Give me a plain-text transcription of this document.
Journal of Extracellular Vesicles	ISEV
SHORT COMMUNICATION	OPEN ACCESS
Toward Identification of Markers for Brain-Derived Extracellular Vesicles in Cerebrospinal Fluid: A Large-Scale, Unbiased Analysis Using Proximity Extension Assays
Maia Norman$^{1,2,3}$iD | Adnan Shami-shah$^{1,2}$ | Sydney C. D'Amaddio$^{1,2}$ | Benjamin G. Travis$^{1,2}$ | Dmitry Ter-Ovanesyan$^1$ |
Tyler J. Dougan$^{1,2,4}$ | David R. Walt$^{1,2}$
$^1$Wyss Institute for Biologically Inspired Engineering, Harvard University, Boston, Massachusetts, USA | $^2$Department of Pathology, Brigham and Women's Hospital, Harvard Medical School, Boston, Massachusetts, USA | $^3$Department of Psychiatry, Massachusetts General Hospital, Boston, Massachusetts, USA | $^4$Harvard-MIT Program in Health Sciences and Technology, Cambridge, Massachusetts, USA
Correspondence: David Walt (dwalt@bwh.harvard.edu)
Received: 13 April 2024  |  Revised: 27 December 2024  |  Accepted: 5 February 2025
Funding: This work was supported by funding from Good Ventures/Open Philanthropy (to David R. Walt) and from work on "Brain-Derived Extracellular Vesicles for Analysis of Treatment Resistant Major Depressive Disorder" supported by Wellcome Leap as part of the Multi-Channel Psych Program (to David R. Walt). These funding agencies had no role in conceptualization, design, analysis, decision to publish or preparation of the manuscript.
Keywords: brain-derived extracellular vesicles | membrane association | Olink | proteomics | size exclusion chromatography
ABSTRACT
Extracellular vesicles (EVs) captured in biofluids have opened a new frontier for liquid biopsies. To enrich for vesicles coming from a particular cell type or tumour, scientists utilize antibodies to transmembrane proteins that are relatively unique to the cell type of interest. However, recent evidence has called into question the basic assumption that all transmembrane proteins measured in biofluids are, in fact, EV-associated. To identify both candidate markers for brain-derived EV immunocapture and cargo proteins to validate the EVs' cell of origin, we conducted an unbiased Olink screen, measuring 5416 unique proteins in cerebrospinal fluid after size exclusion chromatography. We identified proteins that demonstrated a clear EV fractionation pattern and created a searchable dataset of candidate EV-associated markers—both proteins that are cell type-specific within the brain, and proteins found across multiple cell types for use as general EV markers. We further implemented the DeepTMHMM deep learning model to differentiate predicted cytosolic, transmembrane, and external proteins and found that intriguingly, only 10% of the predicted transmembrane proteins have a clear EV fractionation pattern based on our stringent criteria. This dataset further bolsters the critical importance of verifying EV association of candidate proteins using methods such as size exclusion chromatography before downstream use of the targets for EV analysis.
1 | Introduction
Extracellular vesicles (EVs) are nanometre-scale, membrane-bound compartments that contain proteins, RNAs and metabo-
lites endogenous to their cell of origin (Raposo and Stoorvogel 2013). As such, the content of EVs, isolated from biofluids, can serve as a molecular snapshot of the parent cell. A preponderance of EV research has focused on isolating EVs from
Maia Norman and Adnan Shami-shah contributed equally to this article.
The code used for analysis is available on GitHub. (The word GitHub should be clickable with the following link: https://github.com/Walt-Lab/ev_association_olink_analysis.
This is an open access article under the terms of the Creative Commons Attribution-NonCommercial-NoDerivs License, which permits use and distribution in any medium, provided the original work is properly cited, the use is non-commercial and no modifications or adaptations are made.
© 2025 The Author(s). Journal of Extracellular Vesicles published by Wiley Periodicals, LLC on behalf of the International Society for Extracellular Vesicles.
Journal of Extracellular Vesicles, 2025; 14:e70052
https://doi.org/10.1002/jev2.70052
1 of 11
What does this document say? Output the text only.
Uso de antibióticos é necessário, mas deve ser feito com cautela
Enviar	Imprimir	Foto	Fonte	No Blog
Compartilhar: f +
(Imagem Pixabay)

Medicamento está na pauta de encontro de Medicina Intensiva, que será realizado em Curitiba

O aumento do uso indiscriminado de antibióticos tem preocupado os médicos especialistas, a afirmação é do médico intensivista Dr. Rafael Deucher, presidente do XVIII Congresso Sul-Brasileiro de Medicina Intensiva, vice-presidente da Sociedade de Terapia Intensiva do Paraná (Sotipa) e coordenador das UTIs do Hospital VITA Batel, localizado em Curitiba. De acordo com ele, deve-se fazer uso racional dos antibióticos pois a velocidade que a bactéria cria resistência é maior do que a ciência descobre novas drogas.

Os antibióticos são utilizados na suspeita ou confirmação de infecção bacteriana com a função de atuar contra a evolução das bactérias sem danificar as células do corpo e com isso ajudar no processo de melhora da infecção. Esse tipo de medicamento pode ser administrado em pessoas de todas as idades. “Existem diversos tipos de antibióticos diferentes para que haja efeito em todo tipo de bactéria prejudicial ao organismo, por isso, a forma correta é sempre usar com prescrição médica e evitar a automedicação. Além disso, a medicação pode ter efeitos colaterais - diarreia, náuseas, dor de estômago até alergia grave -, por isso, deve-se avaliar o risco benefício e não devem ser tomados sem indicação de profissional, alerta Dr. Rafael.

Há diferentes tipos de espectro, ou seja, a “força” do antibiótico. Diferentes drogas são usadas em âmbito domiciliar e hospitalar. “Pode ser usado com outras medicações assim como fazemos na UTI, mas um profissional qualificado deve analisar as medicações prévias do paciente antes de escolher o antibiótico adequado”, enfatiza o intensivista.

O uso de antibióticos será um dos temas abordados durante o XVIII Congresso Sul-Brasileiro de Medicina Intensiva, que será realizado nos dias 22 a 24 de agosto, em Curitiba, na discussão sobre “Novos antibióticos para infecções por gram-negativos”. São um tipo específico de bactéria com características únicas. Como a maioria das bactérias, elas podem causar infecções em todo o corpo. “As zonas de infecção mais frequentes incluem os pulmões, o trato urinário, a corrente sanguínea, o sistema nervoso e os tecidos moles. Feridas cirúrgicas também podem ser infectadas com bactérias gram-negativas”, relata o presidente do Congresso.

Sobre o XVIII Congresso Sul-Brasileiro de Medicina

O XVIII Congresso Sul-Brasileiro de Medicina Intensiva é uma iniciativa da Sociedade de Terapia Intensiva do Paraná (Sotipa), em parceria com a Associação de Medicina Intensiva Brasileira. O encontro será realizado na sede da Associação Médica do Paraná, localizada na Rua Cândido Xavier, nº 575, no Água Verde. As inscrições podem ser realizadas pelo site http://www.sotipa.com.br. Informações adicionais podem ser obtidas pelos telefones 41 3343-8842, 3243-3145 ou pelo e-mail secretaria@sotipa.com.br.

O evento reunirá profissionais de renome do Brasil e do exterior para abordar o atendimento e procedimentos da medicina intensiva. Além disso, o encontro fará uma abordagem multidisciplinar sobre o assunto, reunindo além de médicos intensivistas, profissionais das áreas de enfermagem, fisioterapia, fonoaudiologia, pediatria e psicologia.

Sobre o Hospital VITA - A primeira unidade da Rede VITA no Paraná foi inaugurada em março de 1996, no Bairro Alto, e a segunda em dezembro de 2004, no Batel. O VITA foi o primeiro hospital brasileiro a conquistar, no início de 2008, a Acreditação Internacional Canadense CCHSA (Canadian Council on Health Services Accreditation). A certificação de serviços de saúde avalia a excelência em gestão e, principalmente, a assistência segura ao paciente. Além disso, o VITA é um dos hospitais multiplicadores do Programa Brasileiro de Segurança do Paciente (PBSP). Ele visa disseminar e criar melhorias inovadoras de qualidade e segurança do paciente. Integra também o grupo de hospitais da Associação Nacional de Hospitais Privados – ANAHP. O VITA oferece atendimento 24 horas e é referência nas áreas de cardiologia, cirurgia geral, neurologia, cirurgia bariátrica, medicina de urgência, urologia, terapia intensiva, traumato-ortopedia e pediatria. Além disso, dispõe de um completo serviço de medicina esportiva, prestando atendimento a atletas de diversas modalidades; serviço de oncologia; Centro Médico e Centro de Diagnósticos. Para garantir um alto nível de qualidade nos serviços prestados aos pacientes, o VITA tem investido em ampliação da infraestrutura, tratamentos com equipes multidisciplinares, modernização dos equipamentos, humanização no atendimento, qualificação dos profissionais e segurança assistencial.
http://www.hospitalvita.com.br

#### WHAT THE EXERCISE ASKS
Please copy out each line of the listing above that contains the string "document".

#### SOLUTION TO THE PROBLEM
Give me a plain-text transcription of this document.
What does this document say? Output the text only.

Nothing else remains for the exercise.